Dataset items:
:::::
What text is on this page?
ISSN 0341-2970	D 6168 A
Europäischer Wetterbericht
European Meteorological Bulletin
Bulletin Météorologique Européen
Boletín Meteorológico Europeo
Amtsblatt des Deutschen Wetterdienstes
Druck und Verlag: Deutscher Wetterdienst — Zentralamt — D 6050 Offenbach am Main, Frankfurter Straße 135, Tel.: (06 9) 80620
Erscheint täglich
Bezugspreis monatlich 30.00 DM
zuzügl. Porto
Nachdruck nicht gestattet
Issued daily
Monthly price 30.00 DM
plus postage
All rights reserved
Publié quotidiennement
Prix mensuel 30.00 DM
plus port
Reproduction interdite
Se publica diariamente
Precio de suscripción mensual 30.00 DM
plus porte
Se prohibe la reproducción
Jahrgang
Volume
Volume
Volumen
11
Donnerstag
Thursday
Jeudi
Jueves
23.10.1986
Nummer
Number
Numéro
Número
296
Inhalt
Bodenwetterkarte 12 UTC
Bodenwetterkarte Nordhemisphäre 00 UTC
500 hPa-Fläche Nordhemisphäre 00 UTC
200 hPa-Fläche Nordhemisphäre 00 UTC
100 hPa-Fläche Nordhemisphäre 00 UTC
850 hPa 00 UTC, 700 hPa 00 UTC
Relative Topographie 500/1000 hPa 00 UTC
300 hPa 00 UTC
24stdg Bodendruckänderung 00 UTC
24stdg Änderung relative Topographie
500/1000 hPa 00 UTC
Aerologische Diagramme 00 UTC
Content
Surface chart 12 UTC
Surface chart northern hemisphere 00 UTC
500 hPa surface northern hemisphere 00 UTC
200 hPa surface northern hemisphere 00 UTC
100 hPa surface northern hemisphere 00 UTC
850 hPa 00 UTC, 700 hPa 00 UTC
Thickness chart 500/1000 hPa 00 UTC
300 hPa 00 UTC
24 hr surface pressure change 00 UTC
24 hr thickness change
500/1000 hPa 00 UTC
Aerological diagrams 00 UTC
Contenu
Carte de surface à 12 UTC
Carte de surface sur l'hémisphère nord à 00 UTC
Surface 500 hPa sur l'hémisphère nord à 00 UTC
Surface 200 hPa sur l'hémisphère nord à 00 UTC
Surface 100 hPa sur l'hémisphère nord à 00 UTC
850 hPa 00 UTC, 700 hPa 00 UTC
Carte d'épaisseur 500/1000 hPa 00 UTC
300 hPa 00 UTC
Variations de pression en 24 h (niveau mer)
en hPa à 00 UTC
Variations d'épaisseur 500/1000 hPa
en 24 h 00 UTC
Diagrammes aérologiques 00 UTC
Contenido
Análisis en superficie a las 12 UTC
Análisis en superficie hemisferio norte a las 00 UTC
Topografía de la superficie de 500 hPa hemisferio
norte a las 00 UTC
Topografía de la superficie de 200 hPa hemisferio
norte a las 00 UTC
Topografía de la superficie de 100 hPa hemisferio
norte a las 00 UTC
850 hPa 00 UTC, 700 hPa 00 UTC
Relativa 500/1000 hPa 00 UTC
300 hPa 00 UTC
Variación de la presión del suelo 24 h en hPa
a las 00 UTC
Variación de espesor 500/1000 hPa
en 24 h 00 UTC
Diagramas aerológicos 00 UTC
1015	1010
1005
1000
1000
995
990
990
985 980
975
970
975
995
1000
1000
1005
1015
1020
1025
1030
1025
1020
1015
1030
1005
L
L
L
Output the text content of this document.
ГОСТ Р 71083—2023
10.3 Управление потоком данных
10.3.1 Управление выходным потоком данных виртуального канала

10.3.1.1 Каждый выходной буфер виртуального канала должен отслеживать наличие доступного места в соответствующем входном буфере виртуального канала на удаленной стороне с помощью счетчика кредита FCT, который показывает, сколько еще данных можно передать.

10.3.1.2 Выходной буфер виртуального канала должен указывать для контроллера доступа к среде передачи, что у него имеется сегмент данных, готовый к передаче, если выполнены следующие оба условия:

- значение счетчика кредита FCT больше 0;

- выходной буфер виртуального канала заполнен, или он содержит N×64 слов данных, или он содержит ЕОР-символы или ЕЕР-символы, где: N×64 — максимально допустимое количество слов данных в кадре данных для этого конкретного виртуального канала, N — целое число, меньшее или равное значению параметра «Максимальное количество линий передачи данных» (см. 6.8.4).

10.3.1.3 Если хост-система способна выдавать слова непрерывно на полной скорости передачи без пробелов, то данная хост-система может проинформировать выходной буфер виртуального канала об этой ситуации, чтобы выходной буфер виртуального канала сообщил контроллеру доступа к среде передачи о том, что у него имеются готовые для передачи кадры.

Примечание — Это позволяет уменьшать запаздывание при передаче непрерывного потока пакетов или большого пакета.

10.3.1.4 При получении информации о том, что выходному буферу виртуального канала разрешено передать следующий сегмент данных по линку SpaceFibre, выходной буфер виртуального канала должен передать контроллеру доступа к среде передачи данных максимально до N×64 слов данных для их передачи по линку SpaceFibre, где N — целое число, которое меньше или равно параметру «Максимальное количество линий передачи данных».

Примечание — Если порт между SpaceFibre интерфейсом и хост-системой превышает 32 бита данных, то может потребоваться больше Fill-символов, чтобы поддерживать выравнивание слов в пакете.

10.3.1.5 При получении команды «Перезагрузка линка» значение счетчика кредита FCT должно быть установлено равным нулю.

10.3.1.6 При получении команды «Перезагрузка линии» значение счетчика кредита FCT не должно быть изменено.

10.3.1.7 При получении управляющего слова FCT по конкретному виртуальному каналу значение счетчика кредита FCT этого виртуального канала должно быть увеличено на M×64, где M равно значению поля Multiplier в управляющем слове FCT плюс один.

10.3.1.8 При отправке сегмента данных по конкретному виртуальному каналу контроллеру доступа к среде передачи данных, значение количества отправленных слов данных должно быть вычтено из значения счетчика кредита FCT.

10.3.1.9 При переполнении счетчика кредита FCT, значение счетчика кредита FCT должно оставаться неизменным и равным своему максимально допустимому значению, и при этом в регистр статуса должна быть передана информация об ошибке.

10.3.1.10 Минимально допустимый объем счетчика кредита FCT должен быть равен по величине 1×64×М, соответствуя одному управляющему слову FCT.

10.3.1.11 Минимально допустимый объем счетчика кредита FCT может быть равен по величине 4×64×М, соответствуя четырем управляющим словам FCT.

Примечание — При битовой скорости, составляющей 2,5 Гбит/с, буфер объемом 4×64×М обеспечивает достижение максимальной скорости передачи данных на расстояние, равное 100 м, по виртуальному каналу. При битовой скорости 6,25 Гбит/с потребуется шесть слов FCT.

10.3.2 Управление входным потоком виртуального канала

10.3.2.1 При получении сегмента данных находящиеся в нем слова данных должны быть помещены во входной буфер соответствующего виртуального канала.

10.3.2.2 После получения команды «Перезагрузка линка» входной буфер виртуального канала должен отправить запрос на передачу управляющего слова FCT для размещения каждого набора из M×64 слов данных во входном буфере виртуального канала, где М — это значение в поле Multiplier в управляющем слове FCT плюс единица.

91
:::::
▶ WHAT IS ASKED:
Copy out every line of the data above, exactly as given.

▶ RESPONSE BELOW:
What text is on this page?
ISSN 0341-2970	D 6168 A
Europäischer Wetterbericht
European Meteorological Bulletin
Bulletin Météorologique Européen
Boletín Meteorológico Europeo
Amtsblatt des Deutschen Wetterdienstes
Druck und Verlag: Deutscher Wetterdienst — Zentralamt — D 6050 Offenbach am Main, Frankfurter Straße 135, Tel.: (06 9) 80620
Erscheint täglich
Bezugspreis monatlich 30.00 DM
zuzügl. Porto
Nachdruck nicht gestattet
Issued daily
Monthly price 30.00 DM
plus postage
All rights reserved
Publié quotidiennement
Prix mensuel 30.00 DM
plus port
Reproduction interdite
Se publica diariamente
Precio de suscripción mensual 30.00 DM
plus porte
Se prohibe la reproducción
Jahrgang
Volume
Volume
Volumen
11
Donnerstag
Thursday
Jeudi
Jueves
23.10.1986
Nummer
Number
Numéro
Número
296
Inhalt
Bodenwetterkarte 12 UTC
Bodenwetterkarte Nordhemisphäre 00 UTC
500 hPa-Fläche Nordhemisphäre 00 UTC
200 hPa-Fläche Nordhemisphäre 00 UTC
100 hPa-Fläche Nordhemisphäre 00 UTC
850 hPa 00 UTC, 700 hPa 00 UTC
Relative Topographie 500/1000 hPa 00 UTC
300 hPa 00 UTC
24stdg Bodendruckänderung 00 UTC
24stdg Änderung relative Topographie
500/1000 hPa 00 UTC
Aerologische Diagramme 00 UTC
Content
Surface chart 12 UTC
Surface chart northern hemisphere 00 UTC
500 hPa surface northern hemisphere 00 UTC
200 hPa surface northern hemisphere 00 UTC
100 hPa surface northern hemisphere 00 UTC
850 hPa 00 UTC, 700 hPa 00 UTC
Thickness chart 500/1000 hPa 00 UTC
300 hPa 00 UTC
24 hr surface pressure change 00 UTC
24 hr thickness change
500/1000 hPa 00 UTC
Aerological diagrams 00 UTC
Contenu
Carte de surface à 12 UTC
Carte de surface sur l'hémisphère nord à 00 UTC
Surface 500 hPa sur l'hémisphère nord à 00 UTC
Surface 200 hPa sur l'hémisphère nord à 00 UTC
Surface 100 hPa sur l'hémisphère nord à 00 UTC
850 hPa 00 UTC, 700 hPa 00 UTC
Carte d'épaisseur 500/1000 hPa 00 UTC
300 hPa 00 UTC
Variations de pression en 24 h (niveau mer)
en hPa à 00 UTC
Variations d'épaisseur 500/1000 hPa
en 24 h 00 UTC
Diagrammes aérologiques 00 UTC
Contenido
Análisis en superficie a las 12 UTC
Análisis en superficie hemisferio norte a las 00 UTC
Topografía de la superficie de 500 hPa hemisferio
norte a las 00 UTC
Topografía de la superficie de 200 hPa hemisferio
norte a las 00 UTC
Topografía de la superficie de 100 hPa hemisferio
norte a las 00 UTC
850 hPa 00 UTC, 700 hPa 00 UTC
Relativa 500/1000 hPa 00 UTC
300 hPa 00 UTC
Variación de la presión del suelo 24 h en hPa
a las 00 UTC
Variación de espesor 500/1000 hPa
en 24 h 00 UTC
Diagramas aerológicos 00 UTC
1015	1010
1005
1000
1000
995
990
990
985 980
975
970
975
995
1000
1000
1005
1015
1020
1025
1030
1025
1020
1015
1030
1005
L
L
L
Output the text content of this document.
ГОСТ Р 71083—2023
10.3 Управление потоком данных
10.3.1 Управление выходным потоком данных виртуального канала

10.3.1.1 Каждый выходной буфер виртуального канала должен отслеживать наличие доступного места в соответствующем входном буфере виртуального канала на удаленной стороне с помощью счетчика кредита FCT, который показывает, сколько еще данных можно передать.

10.3.1.2 Выходной буфер виртуального канала должен указывать для контроллера доступа к среде передачи, что у него имеется сегмент данных, готовый к передаче, если выполнены следующие оба условия:

- значение счетчика кредита FCT больше 0;

- выходной буфер виртуального канала заполнен, или он содержит N×64 слов данных, или он содержит ЕОР-символы или ЕЕР-символы, где: N×64 — максимально допустимое количество слов данных в кадре данных для этого конкретного виртуального канала, N — целое число, меньшее или равное значению параметра «Максимальное количество линий передачи данных» (см. 6.8.4).

10.3.1.3 Если хост-система способна выдавать слова непрерывно на полной скорости передачи без пробелов, то данная хост-система может проинформировать выходной буфер виртуального канала об этой ситуации, чтобы выходной буфер виртуального канала сообщил контроллеру доступа к среде передачи о том, что у него имеются готовые для передачи кадры.

Примечание — Это позволяет уменьшать запаздывание при передаче непрерывного потока пакетов или большого пакета.

10.3.1.4 При получении информации о том, что выходному буферу виртуального канала разрешено передать следующий сегмент данных по линку SpaceFibre, выходной буфер виртуального канала должен передать контроллеру доступа к среде передачи данных максимально до N×64 слов данных для их передачи по линку SpaceFibre, где N — целое число, которое меньше или равно параметру «Максимальное количество линий передачи данных».

Примечание — Если порт между SpaceFibre интерфейсом и хост-системой превышает 32 бита данных, то может потребоваться больше Fill-символов, чтобы поддерживать выравнивание слов в пакете.

10.3.1.5 При получении команды «Перезагрузка линка» значение счетчика кредита FCT должно быть установлено равным нулю.

10.3.1.6 При получении команды «Перезагрузка линии» значение счетчика кредита FCT не должно быть изменено.

10.3.1.7 При получении управляющего слова FCT по конкретному виртуальному каналу значение счетчика кредита FCT этого виртуального канала должно быть увеличено на M×64, где M равно значению поля Multiplier в управляющем слове FCT плюс один.

10.3.1.8 При отправке сегмента данных по конкретному виртуальному каналу контроллеру доступа к среде передачи данных, значение количества отправленных слов данных должно быть вычтено из значения счетчика кредита FCT.

10.3.1.9 При переполнении счетчика кредита FCT, значение счетчика кредита FCT должно оставаться неизменным и равным своему максимально допустимому значению, и при этом в регистр статуса должна быть передана информация об ошибке.

10.3.1.10 Минимально допустимый объем счетчика кредита FCT должен быть равен по величине 1×64×М, соответствуя одному управляющему слову FCT.

10.3.1.11 Минимально допустимый объем счетчика кредита FCT может быть равен по величине 4×64×М, соответствуя четырем управляющим словам FCT.

Примечание — При битовой скорости, составляющей 2,5 Гбит/с, буфер объемом 4×64×М обеспечивает достижение максимальной скорости передачи данных на расстояние, равное 100 м, по виртуальному каналу. При битовой скорости 6,25 Гбит/с потребуется шесть слов FCT.

10.3.2 Управление входным потоком виртуального канала

10.3.2.1 При получении сегмента данных находящиеся в нем слова данных должны быть помещены во входной буфер соответствующего виртуального канала.

10.3.2.2 После получения команды «Перезагрузка линка» входной буфер виртуального канала должен отправить запрос на передачу управляющего слова FCT для размещения каждого набора из M×64 слов данных во входном буфере виртуального канала, где М — это значение в поле Multiplier в управляющем слове FCT плюс единица.

91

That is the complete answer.